> WHAT YOU SHOULD DO: Can you transcribe every entry word for word, skipping the images?

> MATERIALS PROVIDED:

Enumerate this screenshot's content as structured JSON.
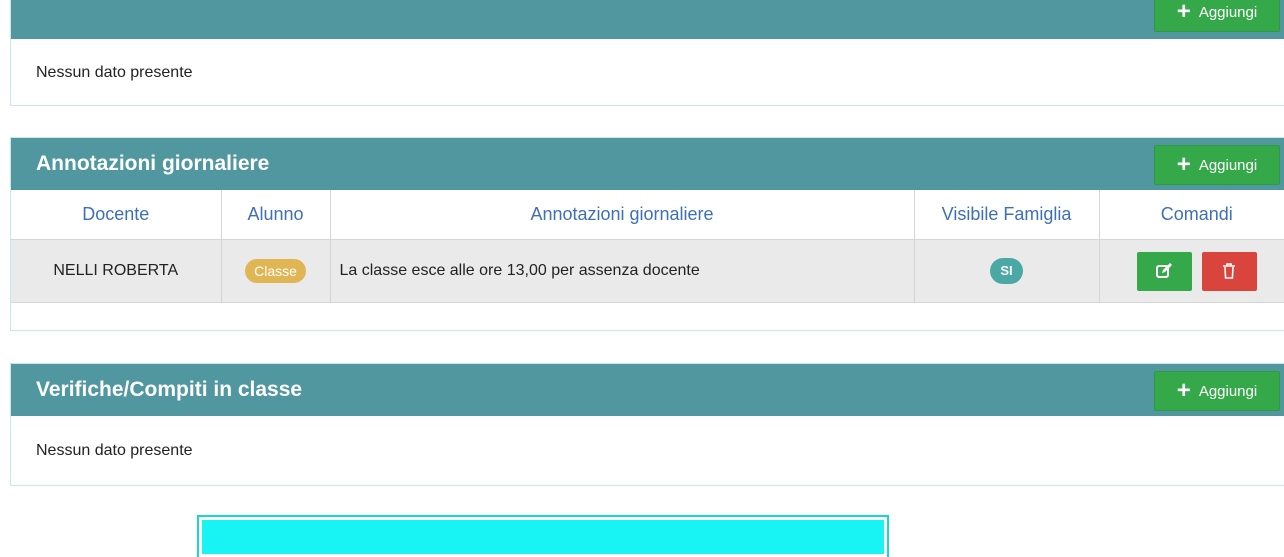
{
  "panels": {
    "top": {
      "add_label": "Aggiungi",
      "empty_text": "Nessun dato presente"
    },
    "annotazioni": {
      "title": "Annotazioni giornaliere",
      "add_label": "Aggiungi",
      "columns": [
        "Docente",
        "Alunno",
        "Annotazioni giornaliere",
        "Visibile Famiglia",
        "Comandi"
      ],
      "rows": [
        {
          "docente": "NELLI ROBERTA",
          "alunno_badge": "Classe",
          "annotazione": "La classe esce alle ore 13,00 per assenza docente",
          "visibile": "SI"
        }
      ]
    },
    "verifiche": {
      "title": "Verifiche/Compiti in classe",
      "add_label": "Aggiungi",
      "empty_text": "Nessun dato presente"
    }
  },
  "icons": {
    "add": "plus-icon",
    "edit": "edit-icon",
    "delete": "trash-icon"
  },
  "colors": {
    "panel_header": "#5097a0",
    "add_button": "#35a94a",
    "delete_button": "#d9453d",
    "badge_classe": "#e0b654",
    "badge_si": "#4aa8a5",
    "column_header_text": "#3e70b6",
    "highlight_box": "#18f3f3"
  }
}
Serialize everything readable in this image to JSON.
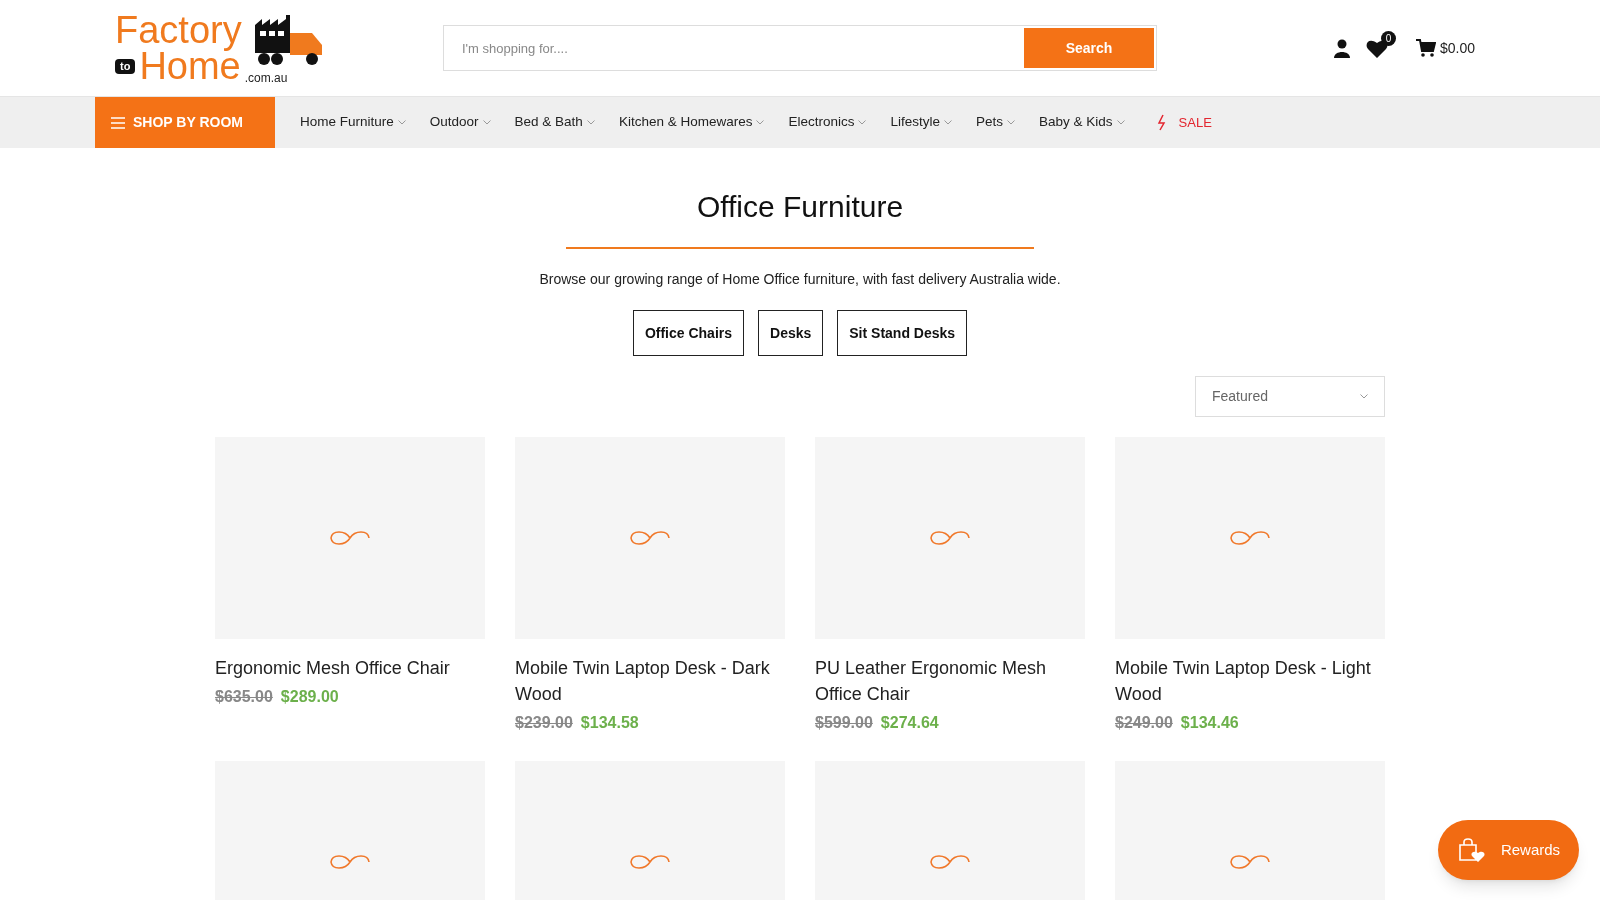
{
  "logo": {
    "line_1": "Factory",
    "badge": "to",
    "line_2": "Home",
    "domain": ".com.au"
  },
  "search": {
    "placeholder": "I'm shopping for....",
    "button": "Search"
  },
  "header_icons": {
    "wishlist_count": "0",
    "cart_total": "$0.00"
  },
  "nav": {
    "shop_by_room": "SHOP BY ROOM",
    "items": [
      {
        "label": "Home Furniture",
        "kind": "menu"
      },
      {
        "label": "Outdoor",
        "kind": "menu"
      },
      {
        "label": "Bed & Bath",
        "kind": "menu"
      },
      {
        "label": "Kitchen & Homewares",
        "kind": "menu"
      },
      {
        "label": "Electronics",
        "kind": "menu"
      },
      {
        "label": "Lifestyle",
        "kind": "menu"
      },
      {
        "label": "Pets",
        "kind": "menu"
      },
      {
        "label": "Baby & Kids",
        "kind": "menu"
      },
      {
        "label": "SALE",
        "kind": "sale"
      }
    ]
  },
  "page": {
    "title": "Office Furniture",
    "description": "Browse our growing range of Home Office furniture, with fast delivery Australia wide.",
    "subcategories": [
      "Office Chairs",
      "Desks",
      "Sit Stand Desks"
    ]
  },
  "sort": {
    "value": "Featured"
  },
  "products": [
    {
      "kind": "card",
      "name": "Ergonomic Mesh Office Chair",
      "old_price": "$635.00",
      "price": "$289.00"
    },
    {
      "kind": "card",
      "name": "Mobile Twin Laptop Desk - Dark Wood",
      "old_price": "$239.00",
      "price": "$134.58"
    },
    {
      "kind": "card",
      "name": "PU Leather Ergonomic Mesh Office Chair",
      "old_price": "$599.00",
      "price": "$274.64"
    },
    {
      "kind": "card",
      "name": "Mobile Twin Laptop Desk - Light Wood",
      "old_price": "$249.00",
      "price": "$134.46"
    },
    {
      "kind": "image-only"
    },
    {
      "kind": "image-only"
    },
    {
      "kind": "image-only"
    },
    {
      "kind": "image-only"
    }
  ],
  "rewards": {
    "label": "Rewards"
  }
}
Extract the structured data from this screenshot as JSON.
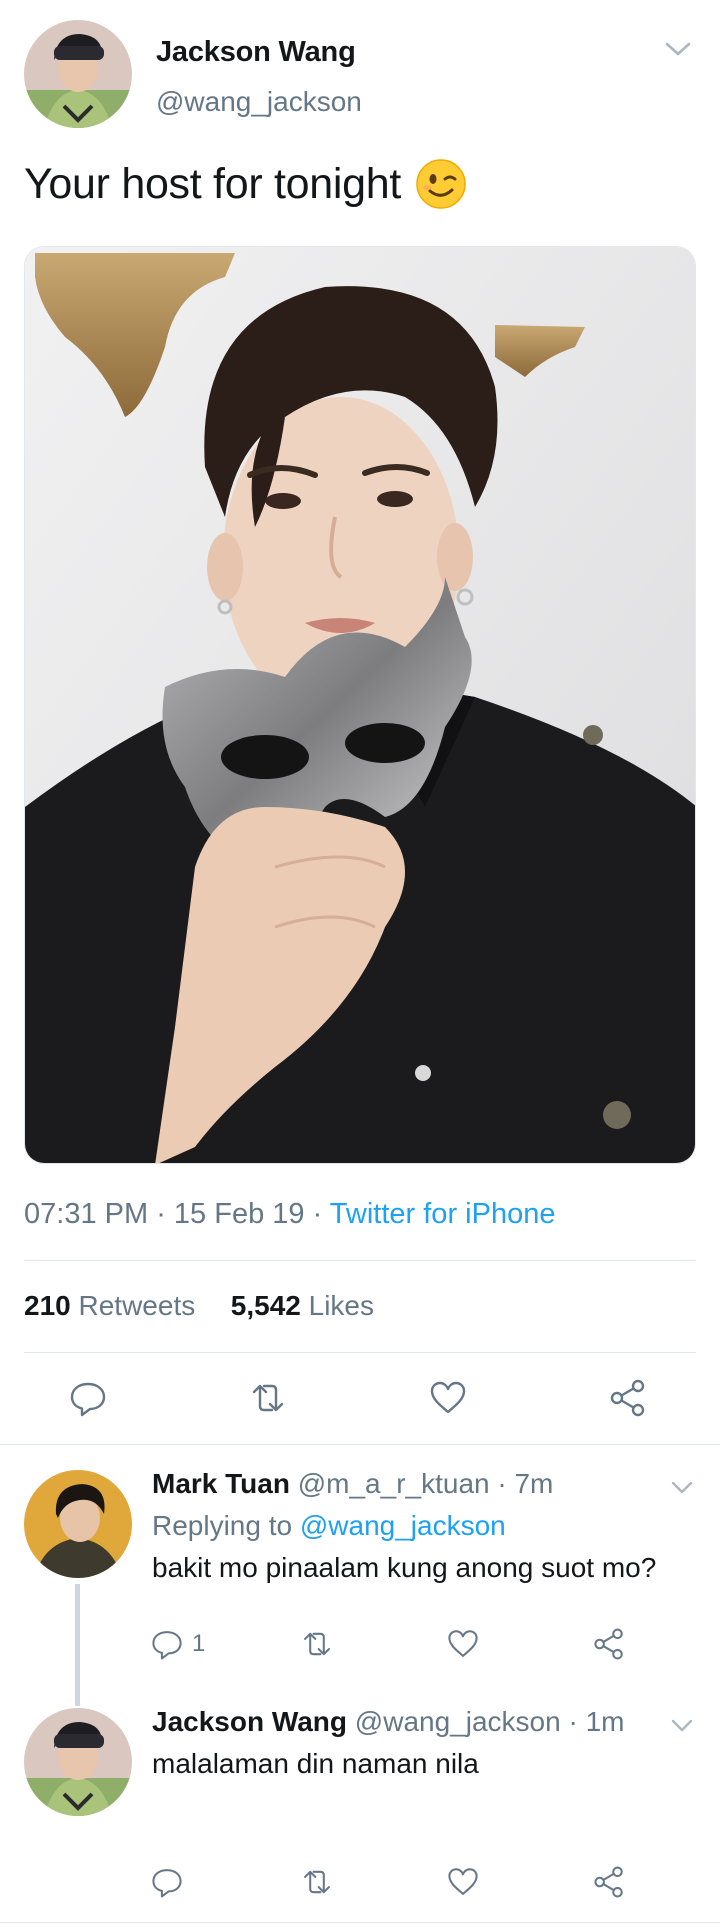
{
  "tweet": {
    "author_name": "Jackson Wang",
    "author_handle": "@wang_jackson",
    "text": "Your host for tonight",
    "emoji": "winking-face",
    "time": "07:31 PM",
    "date": "15 Feb 19",
    "source": "Twitter for iPhone",
    "retweets_count": "210",
    "retweets_label": "Retweets",
    "likes_count": "5,542",
    "likes_label": "Likes"
  },
  "replies": [
    {
      "name": "Mark Tuan",
      "handle": "@m_a_r_ktuan",
      "time": "7m",
      "replying_prefix": "Replying to",
      "replying_to": "@wang_jackson",
      "text": "bakit mo pinaalam kung anong suot mo?",
      "reply_count": "1"
    },
    {
      "name": "Jackson Wang",
      "handle": "@wang_jackson",
      "time": "1m",
      "text": "malalaman din naman nila"
    }
  ],
  "colors": {
    "accent": "#1da1f2",
    "muted": "#657786",
    "text": "#14171a",
    "divider": "#e1e8ed"
  },
  "icons": [
    "chevron-down-icon",
    "reply-icon",
    "retweet-icon",
    "like-icon",
    "share-icon"
  ]
}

> EXPECTED OUTPUT:
Enumerate this screenshot's content as structured JSON.
{
  "panels": {
    "top": {
      "add_label": "Aggiungi",
      "empty_text": "Nessun dato presente"
    },
    "annotazioni": {
      "title": "Annotazioni giornaliere",
      "add_label": "Aggiungi",
      "columns": [
        "Docente",
        "Alunno",
        "Annotazioni giornaliere",
        "Visibile Famiglia",
        "Comandi"
      ],
      "rows": [
        {
          "docente": "NELLI ROBERTA",
          "alunno_badge": "Classe",
          "annotazione": "La classe esce alle ore 13,00 per assenza docente",
          "visibile": "SI"
        }
      ]
    },
    "verifiche": {
      "title": "Verifiche/Compiti in classe",
      "add_label": "Aggiungi",
      "empty_text": "Nessun dato presente"
    }
  },
  "icons": {
    "add": "plus-icon",
    "edit": "edit-icon",
    "delete": "trash-icon"
  },
  "colors": {
    "panel_header": "#5097a0",
    "add_button": "#35a94a",
    "delete_button": "#d9453d",
    "badge_classe": "#e0b654",
    "badge_si": "#4aa8a5",
    "column_header_text": "#3e70b6",
    "highlight_box": "#18f3f3"
  }
}
Serialize everything readable in this image to JSON.
{
  "logo": {
    "line_1": "Factory",
    "badge": "to",
    "line_2": "Home",
    "domain": ".com.au"
  },
  "search": {
    "placeholder": "I'm shopping for....",
    "button": "Search"
  },
  "header_icons": {
    "wishlist_count": "0",
    "cart_total": "$0.00"
  },
  "nav": {
    "shop_by_room": "SHOP BY ROOM",
    "items": [
      {
        "label": "Home Furniture",
        "kind": "menu"
      },
      {
        "label": "Outdoor",
        "kind": "menu"
      },
      {
        "label": "Bed & Bath",
        "kind": "menu"
      },
      {
        "label": "Kitchen & Homewares",
        "kind": "menu"
      },
      {
        "label": "Electronics",
        "kind": "menu"
      },
      {
        "label": "Lifestyle",
        "kind": "menu"
      },
      {
        "label": "Pets",
        "kind": "menu"
      },
      {
        "label": "Baby & Kids",
        "kind": "menu"
      },
      {
        "label": "SALE",
        "kind": "sale"
      }
    ]
  },
  "page": {
    "title": "Office Furniture",
    "description": "Browse our growing range of Home Office furniture, with fast delivery Australia wide.",
    "subcategories": [
      "Office Chairs",
      "Desks",
      "Sit Stand Desks"
    ]
  },
  "sort": {
    "value": "Featured"
  },
  "products": [
    {
      "kind": "card",
      "name": "Ergonomic Mesh Office Chair",
      "old_price": "$635.00",
      "price": "$289.00"
    },
    {
      "kind": "card",
      "name": "Mobile Twin Laptop Desk - Dark Wood",
      "old_price": "$239.00",
      "price": "$134.58"
    },
    {
      "kind": "card",
      "name": "PU Leather Ergonomic Mesh Office Chair",
      "old_price": "$599.00",
      "price": "$274.64"
    },
    {
      "kind": "card",
      "name": "Mobile Twin Laptop Desk - Light Wood",
      "old_price": "$249.00",
      "price": "$134.46"
    },
    {
      "kind": "image-only"
    },
    {
      "kind": "image-only"
    },
    {
      "kind": "image-only"
    },
    {
      "kind": "image-only"
    }
  ],
  "rewards": {
    "label": "Rewards"
  }
}
Extract the structured data from this screenshot as JSON.
{
  "tweet": {
    "author_name": "Jackson Wang",
    "author_handle": "@wang_jackson",
    "text": "Your host for tonight",
    "emoji": "winking-face",
    "time": "07:31 PM",
    "date": "15 Feb 19",
    "source": "Twitter for iPhone",
    "retweets_count": "210",
    "retweets_label": "Retweets",
    "likes_count": "5,542",
    "likes_label": "Likes"
  },
  "replies": [
    {
      "name": "Mark Tuan",
      "handle": "@m_a_r_ktuan",
      "time": "7m",
      "replying_prefix": "Replying to",
      "replying_to": "@wang_jackson",
      "text": "bakit mo pinaalam kung anong suot mo?",
      "reply_count": "1"
    },
    {
      "name": "Jackson Wang",
      "handle": "@wang_jackson",
      "time": "1m",
      "text": "malalaman din naman nila"
    }
  ],
  "colors": {
    "accent": "#1da1f2",
    "muted": "#657786",
    "text": "#14171a",
    "divider": "#e1e8ed"
  },
  "icons": [
    "chevron-down-icon",
    "reply-icon",
    "retweet-icon",
    "like-icon",
    "share-icon"
  ]
}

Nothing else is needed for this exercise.